START RECORD EXCERPTS
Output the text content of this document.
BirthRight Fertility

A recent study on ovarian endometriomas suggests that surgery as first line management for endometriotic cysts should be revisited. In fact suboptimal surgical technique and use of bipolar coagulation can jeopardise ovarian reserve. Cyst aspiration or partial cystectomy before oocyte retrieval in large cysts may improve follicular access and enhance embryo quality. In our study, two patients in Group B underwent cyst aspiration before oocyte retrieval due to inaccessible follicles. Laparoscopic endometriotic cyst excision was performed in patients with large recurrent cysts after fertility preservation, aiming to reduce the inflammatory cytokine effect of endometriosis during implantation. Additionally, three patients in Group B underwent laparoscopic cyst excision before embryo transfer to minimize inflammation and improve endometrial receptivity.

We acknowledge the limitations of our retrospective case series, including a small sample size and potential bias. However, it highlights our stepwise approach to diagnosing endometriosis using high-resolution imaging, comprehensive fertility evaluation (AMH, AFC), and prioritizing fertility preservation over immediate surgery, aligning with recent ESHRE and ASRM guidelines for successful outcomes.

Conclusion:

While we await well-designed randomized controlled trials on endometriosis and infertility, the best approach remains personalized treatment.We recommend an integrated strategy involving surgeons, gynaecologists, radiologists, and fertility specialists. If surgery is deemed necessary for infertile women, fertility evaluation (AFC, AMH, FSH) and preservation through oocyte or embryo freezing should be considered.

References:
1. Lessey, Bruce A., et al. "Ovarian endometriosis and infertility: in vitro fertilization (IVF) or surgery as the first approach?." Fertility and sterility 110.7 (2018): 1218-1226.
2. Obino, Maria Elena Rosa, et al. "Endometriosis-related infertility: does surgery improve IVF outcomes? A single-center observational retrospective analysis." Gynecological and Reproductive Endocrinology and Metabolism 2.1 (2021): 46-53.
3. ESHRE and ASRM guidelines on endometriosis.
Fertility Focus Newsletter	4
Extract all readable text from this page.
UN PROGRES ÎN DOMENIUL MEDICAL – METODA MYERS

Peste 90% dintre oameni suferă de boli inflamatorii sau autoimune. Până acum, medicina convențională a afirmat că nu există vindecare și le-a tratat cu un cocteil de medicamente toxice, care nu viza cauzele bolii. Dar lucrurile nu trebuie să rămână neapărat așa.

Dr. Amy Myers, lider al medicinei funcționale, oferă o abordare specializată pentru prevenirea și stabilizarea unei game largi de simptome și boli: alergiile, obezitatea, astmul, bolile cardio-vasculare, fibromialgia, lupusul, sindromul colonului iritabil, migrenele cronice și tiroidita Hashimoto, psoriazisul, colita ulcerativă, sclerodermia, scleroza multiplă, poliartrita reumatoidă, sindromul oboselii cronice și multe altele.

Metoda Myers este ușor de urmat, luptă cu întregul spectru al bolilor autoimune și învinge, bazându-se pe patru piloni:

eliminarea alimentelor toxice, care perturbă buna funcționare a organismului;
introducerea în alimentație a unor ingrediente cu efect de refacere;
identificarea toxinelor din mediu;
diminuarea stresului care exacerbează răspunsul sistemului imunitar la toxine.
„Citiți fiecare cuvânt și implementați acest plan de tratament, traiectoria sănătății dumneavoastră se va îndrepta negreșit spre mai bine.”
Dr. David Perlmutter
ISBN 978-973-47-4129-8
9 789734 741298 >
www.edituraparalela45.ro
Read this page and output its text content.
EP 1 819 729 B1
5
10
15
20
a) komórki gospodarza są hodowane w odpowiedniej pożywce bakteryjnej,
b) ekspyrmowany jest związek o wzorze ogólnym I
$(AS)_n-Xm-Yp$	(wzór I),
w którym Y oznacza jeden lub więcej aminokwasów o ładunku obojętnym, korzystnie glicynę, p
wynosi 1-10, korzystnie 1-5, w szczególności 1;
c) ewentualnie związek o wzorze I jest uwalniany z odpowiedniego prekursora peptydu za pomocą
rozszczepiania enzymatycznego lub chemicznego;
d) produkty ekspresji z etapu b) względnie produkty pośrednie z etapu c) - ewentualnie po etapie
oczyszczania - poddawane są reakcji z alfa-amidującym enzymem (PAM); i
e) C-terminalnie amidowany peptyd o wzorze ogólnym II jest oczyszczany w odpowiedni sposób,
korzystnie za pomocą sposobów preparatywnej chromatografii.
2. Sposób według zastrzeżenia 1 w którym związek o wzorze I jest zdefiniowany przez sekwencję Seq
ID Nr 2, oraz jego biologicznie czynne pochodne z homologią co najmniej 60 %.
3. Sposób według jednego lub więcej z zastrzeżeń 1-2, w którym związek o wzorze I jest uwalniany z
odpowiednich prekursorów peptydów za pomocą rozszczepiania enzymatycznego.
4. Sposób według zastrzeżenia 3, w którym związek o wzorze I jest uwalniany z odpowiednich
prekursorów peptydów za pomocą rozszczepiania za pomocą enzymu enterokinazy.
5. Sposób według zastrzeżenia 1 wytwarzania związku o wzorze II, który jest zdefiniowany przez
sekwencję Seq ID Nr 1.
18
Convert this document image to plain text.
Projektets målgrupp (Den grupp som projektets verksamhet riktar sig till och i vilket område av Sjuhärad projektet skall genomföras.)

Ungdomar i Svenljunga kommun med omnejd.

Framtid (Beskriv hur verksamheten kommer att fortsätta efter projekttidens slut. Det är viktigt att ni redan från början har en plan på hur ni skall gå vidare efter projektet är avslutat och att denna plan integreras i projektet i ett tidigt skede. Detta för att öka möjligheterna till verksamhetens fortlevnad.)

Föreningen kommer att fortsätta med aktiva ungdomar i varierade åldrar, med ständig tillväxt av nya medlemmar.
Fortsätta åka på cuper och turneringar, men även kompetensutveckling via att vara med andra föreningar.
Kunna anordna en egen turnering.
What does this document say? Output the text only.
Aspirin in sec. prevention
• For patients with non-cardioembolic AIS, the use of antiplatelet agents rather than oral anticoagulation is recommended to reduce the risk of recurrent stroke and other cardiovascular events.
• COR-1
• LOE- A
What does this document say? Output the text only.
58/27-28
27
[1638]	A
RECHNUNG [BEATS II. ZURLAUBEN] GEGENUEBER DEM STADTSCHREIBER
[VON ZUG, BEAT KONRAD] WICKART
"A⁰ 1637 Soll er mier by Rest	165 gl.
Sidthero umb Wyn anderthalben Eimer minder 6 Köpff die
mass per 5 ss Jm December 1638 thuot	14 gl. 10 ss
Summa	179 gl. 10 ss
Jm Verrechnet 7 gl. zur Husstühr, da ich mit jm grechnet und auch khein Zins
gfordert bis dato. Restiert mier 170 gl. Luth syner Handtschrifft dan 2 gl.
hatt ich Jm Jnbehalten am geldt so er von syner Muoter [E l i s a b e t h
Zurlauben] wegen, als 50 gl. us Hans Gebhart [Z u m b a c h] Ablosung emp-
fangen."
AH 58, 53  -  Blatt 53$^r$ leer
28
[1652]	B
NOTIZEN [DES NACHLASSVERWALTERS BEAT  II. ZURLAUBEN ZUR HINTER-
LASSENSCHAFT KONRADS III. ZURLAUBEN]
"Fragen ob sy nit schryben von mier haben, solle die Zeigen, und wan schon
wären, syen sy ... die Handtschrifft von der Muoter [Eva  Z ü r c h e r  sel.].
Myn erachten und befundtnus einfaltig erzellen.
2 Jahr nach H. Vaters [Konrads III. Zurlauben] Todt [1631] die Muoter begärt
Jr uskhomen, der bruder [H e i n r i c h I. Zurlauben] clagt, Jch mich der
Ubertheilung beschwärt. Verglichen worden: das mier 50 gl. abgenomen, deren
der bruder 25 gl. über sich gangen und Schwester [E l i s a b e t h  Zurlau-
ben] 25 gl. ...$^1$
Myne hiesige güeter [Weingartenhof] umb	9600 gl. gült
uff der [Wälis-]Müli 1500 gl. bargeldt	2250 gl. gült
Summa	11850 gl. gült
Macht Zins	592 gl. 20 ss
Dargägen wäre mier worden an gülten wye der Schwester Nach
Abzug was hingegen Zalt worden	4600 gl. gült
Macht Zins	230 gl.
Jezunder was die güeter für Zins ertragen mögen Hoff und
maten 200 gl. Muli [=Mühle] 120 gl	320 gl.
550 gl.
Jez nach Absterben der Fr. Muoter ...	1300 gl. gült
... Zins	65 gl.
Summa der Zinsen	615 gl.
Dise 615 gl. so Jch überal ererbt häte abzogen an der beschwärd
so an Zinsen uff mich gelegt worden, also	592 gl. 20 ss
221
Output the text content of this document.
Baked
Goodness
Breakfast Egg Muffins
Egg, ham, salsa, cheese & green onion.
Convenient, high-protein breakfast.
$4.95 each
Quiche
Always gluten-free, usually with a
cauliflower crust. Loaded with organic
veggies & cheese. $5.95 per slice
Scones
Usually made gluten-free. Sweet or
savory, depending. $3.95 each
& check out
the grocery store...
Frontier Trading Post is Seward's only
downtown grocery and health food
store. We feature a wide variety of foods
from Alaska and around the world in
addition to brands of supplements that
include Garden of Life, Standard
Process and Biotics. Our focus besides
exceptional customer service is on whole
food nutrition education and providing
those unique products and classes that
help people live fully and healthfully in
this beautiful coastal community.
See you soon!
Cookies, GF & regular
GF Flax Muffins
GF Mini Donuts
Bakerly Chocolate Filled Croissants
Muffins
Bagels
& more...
END RECORD EXCERPTS
§ **TASK OBJECTIVE**: Where a line above holds the string "syner", show that line.

§ **RESPONSE BOX**:
gfordert bis dato. Restiert mier 170 gl. Luth syner Handtschrifft dan 2 gl.
hatt ich Jm Jnbehalten am geldt so er von syner Muoter [E l i s a b e t h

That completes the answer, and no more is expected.